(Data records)
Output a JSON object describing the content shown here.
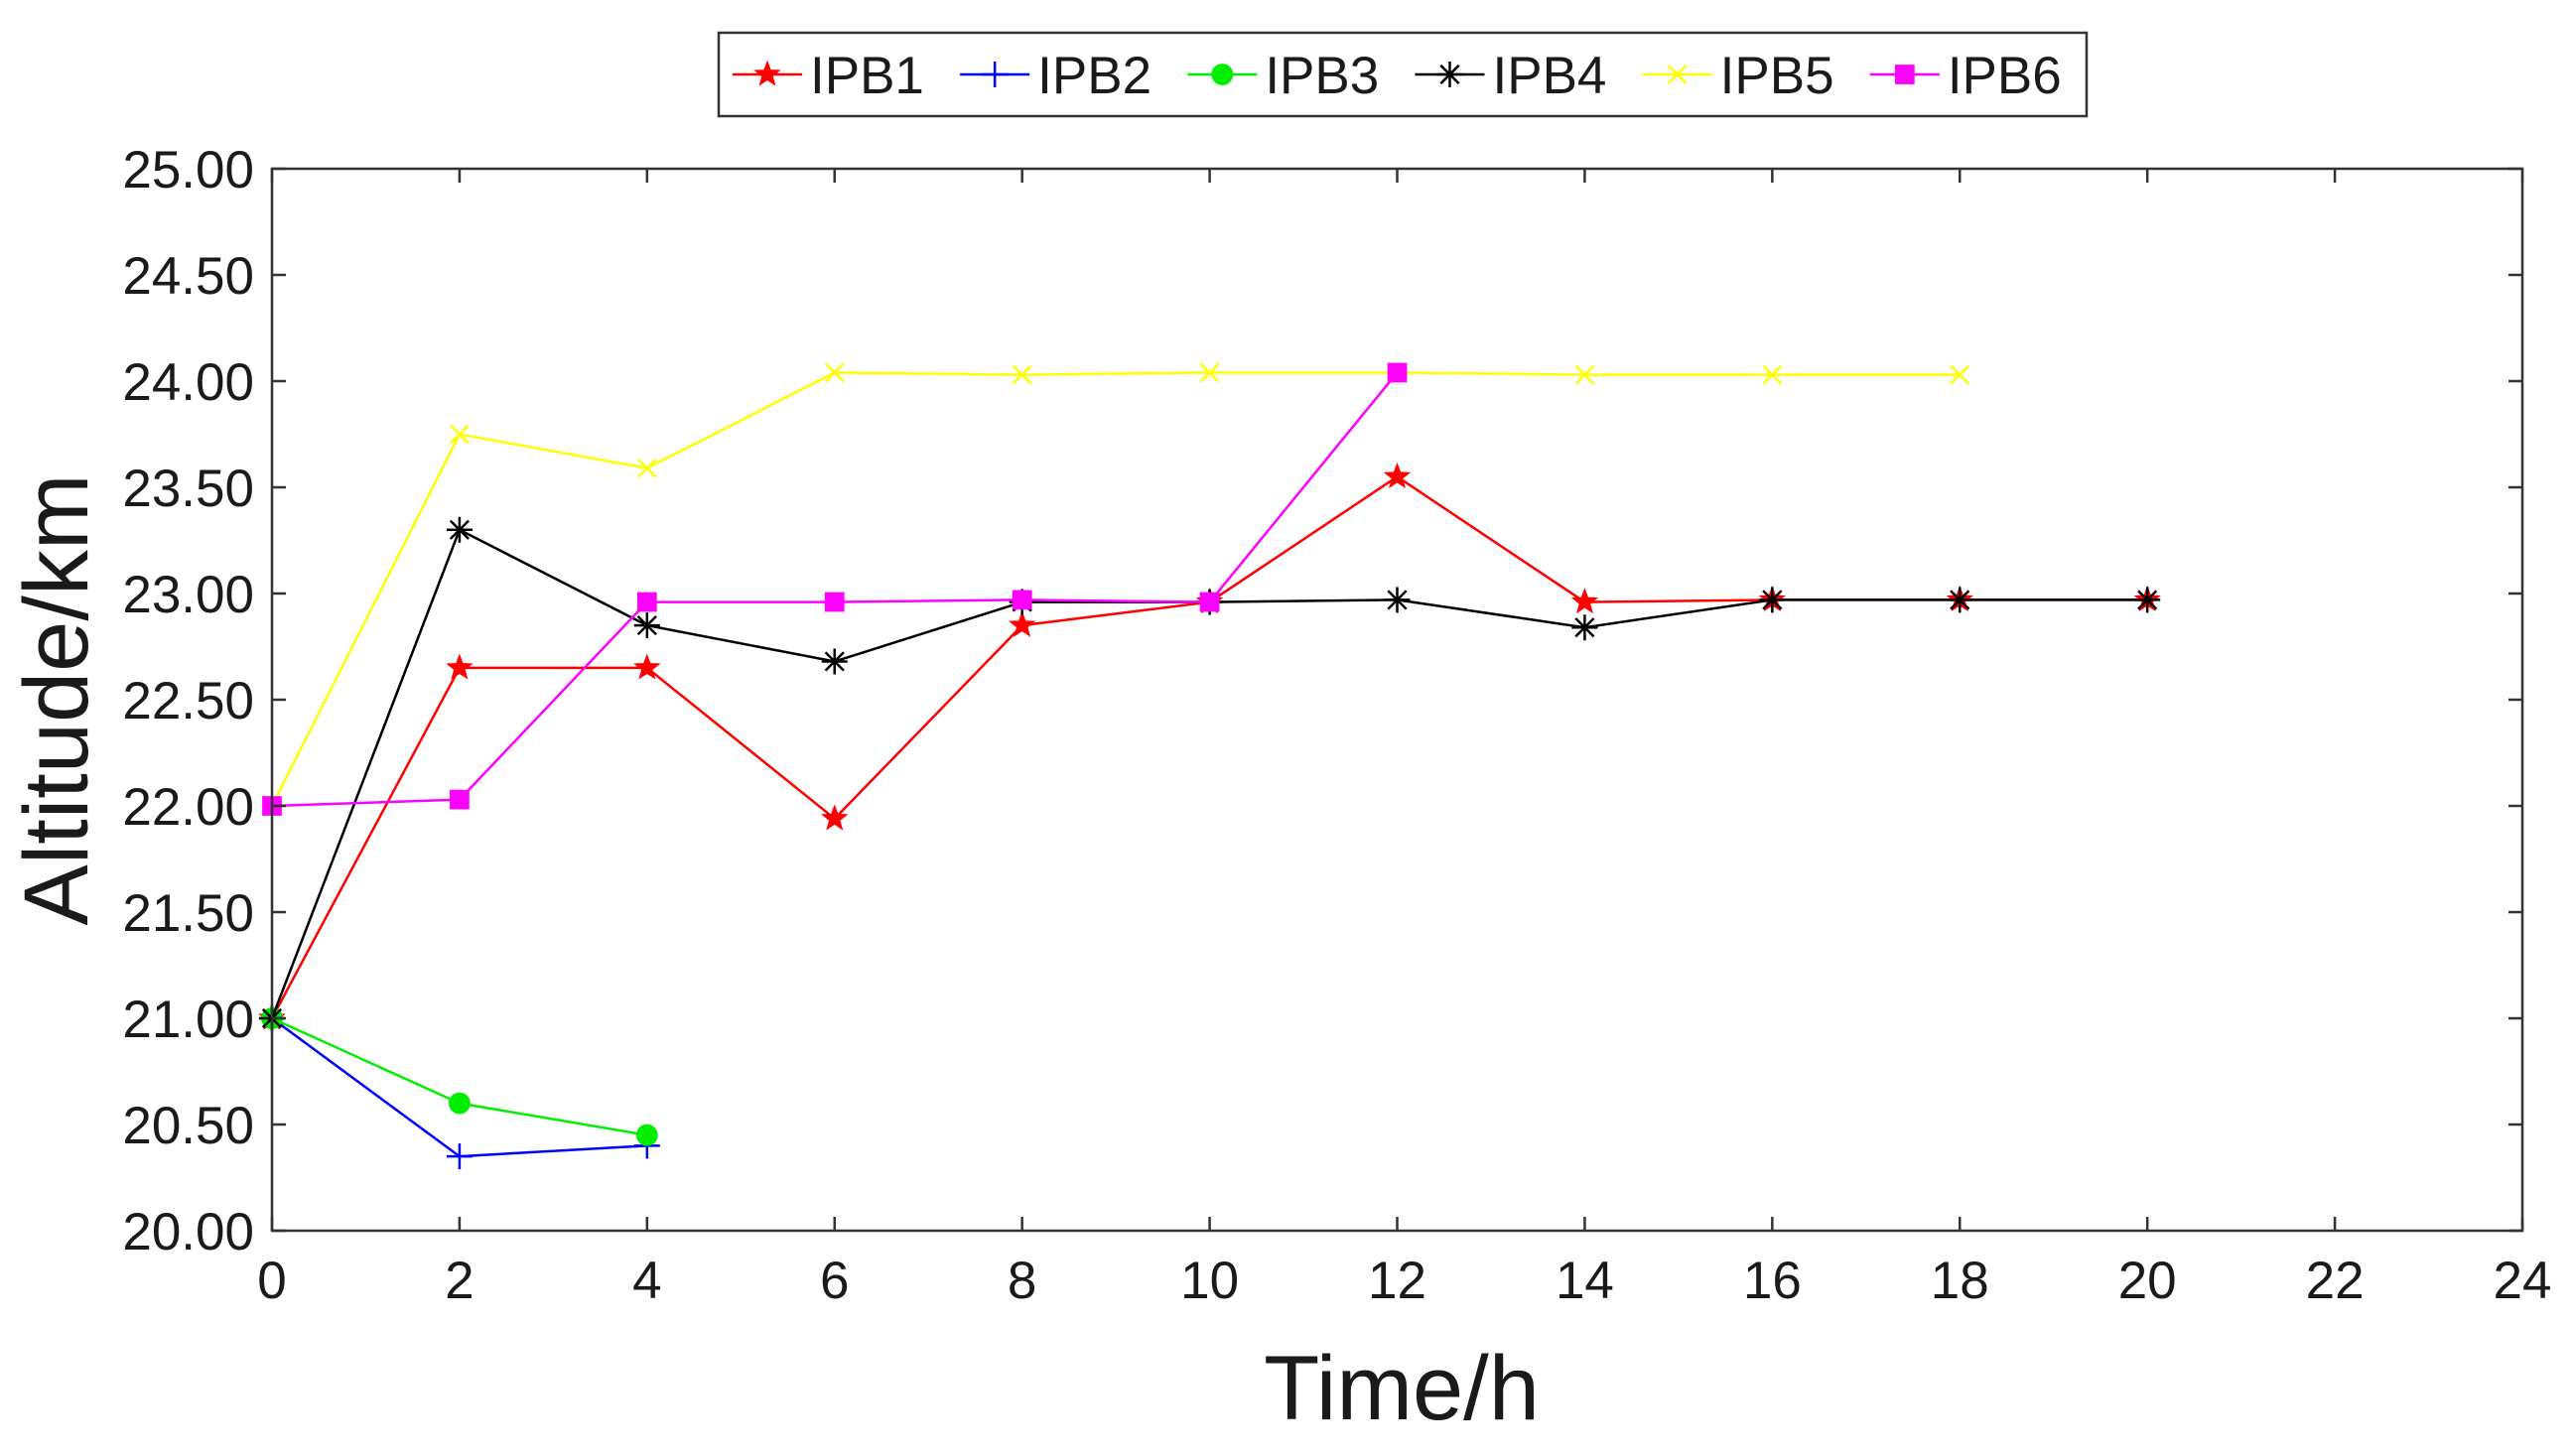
{
  "chart_data": {
    "type": "line",
    "title": "",
    "xlabel": "Time/h",
    "ylabel": "Altitude/km",
    "xlim": [
      0,
      24
    ],
    "ylim": [
      20.0,
      25.0
    ],
    "xticks": [
      "0",
      "2",
      "4",
      "6",
      "8",
      "10",
      "12",
      "14",
      "16",
      "18",
      "20",
      "22",
      "24"
    ],
    "yticks": [
      "20.00",
      "20.50",
      "21.00",
      "21.50",
      "22.00",
      "22.50",
      "23.00",
      "23.50",
      "24.00",
      "24.50",
      "25.00"
    ],
    "grid": false,
    "legend_position": "top-center",
    "series": [
      {
        "name": "IPB1",
        "color": "#ff0000",
        "marker": "star",
        "x": [
          0,
          2,
          4,
          6,
          8,
          10,
          12,
          14,
          16,
          18,
          20
        ],
        "y": [
          21.0,
          22.65,
          22.65,
          21.94,
          22.85,
          22.96,
          23.55,
          22.96,
          22.97,
          22.97,
          22.97
        ]
      },
      {
        "name": "IPB2",
        "color": "#0000ff",
        "marker": "plus",
        "x": [
          0,
          2,
          4
        ],
        "y": [
          21.0,
          20.35,
          20.4
        ]
      },
      {
        "name": "IPB3",
        "color": "#00ee00",
        "marker": "circle",
        "x": [
          0,
          2,
          4
        ],
        "y": [
          21.0,
          20.6,
          20.45
        ]
      },
      {
        "name": "IPB4",
        "color": "#000000",
        "marker": "asterisk",
        "x": [
          0,
          2,
          4,
          6,
          8,
          10,
          12,
          14,
          16,
          18,
          20
        ],
        "y": [
          21.0,
          23.3,
          22.85,
          22.68,
          22.96,
          22.96,
          22.97,
          22.84,
          22.97,
          22.97,
          22.97
        ]
      },
      {
        "name": "IPB5",
        "color": "#ffff00",
        "marker": "x",
        "x": [
          0,
          2,
          4,
          6,
          8,
          10,
          12,
          14,
          16,
          18
        ],
        "y": [
          22.0,
          23.75,
          23.59,
          24.04,
          24.03,
          24.04,
          24.04,
          24.03,
          24.03,
          24.03
        ]
      },
      {
        "name": "IPB6",
        "color": "#ff00ff",
        "marker": "square",
        "x": [
          0,
          2,
          4,
          6,
          8,
          10,
          12
        ],
        "y": [
          22.0,
          22.03,
          22.96,
          22.96,
          22.97,
          22.96,
          24.04
        ]
      }
    ]
  }
}
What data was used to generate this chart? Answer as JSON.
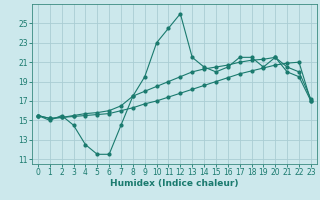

• Required task
Quote the entries above word for word. Leave the images out.

• Response for this exercise
Output a JSON object describing the content shown here.
{
  "chart_data": {
    "type": "line",
    "title": "",
    "xlabel": "Time/h",
    "ylabel": "Altitude/km",
    "xlim": [
      0,
      24
    ],
    "ylim": [
      20.0,
      25.0
    ],
    "xticks": [
      "0",
      "2",
      "4",
      "6",
      "8",
      "10",
      "12",
      "14",
      "16",
      "18",
      "20",
      "22",
      "24"
    ],
    "yticks": [
      "20.00",
      "20.50",
      "21.00",
      "21.50",
      "22.00",
      "22.50",
      "23.00",
      "23.50",
      "24.00",
      "24.50",
      "25.00"
    ],
    "grid": false,
    "legend_position": "top-center",
    "series": [
      {
        "name": "IPB1",
        "color": "#ff0000",
        "marker": "star",
        "x": [
          0,
          2,
          4,
          6,
          8,
          10,
          12,
          14,
          16,
          18,
          20
        ],
        "y": [
          21.0,
          22.65,
          22.65,
          21.94,
          22.85,
          22.96,
          23.55,
          22.96,
          22.97,
          22.97,
          22.97
        ]
      },
      {
        "name": "IPB2",
        "color": "#0000ff",
        "marker": "plus",
        "x": [
          0,
          2,
          4
        ],
        "y": [
          21.0,
          20.35,
          20.4
        ]
      },
      {
        "name": "IPB3",
        "color": "#00ee00",
        "marker": "circle",
        "x": [
          0,
          2,
          4
        ],
        "y": [
          21.0,
          20.6,
          20.45
        ]
      },
      {
        "name": "IPB4",
        "color": "#000000",
        "marker": "asterisk",
        "x": [
          0,
          2,
          4,
          6,
          8,
          10,
          12,
          14,
          16,
          18,
          20
        ],
        "y": [
          21.0,
          23.3,
          22.85,
          22.68,
          22.96,
          22.96,
          22.97,
          22.84,
          22.97,
          22.97,
          22.97
        ]
      },
      {
        "name": "IPB5",
        "color": "#ffff00",
        "marker": "x",
        "x": [
          0,
          2,
          4,
          6,
          8,
          10,
          12,
          14,
          16,
          18
        ],
        "y": [
          22.0,
          23.75,
          23.59,
          24.04,
          24.03,
          24.04,
          24.04,
          24.03,
          24.03,
          24.03
        ]
      },
      {
        "name": "IPB6",
        "color": "#ff00ff",
        "marker": "square",
        "x": [
          0,
          2,
          4,
          6,
          8,
          10,
          12
        ],
        "y": [
          22.0,
          22.03,
          22.96,
          22.96,
          22.97,
          22.96,
          24.04
        ]
      }
    ]
  }
}
What data was used to generate this chart? Answer as JSON.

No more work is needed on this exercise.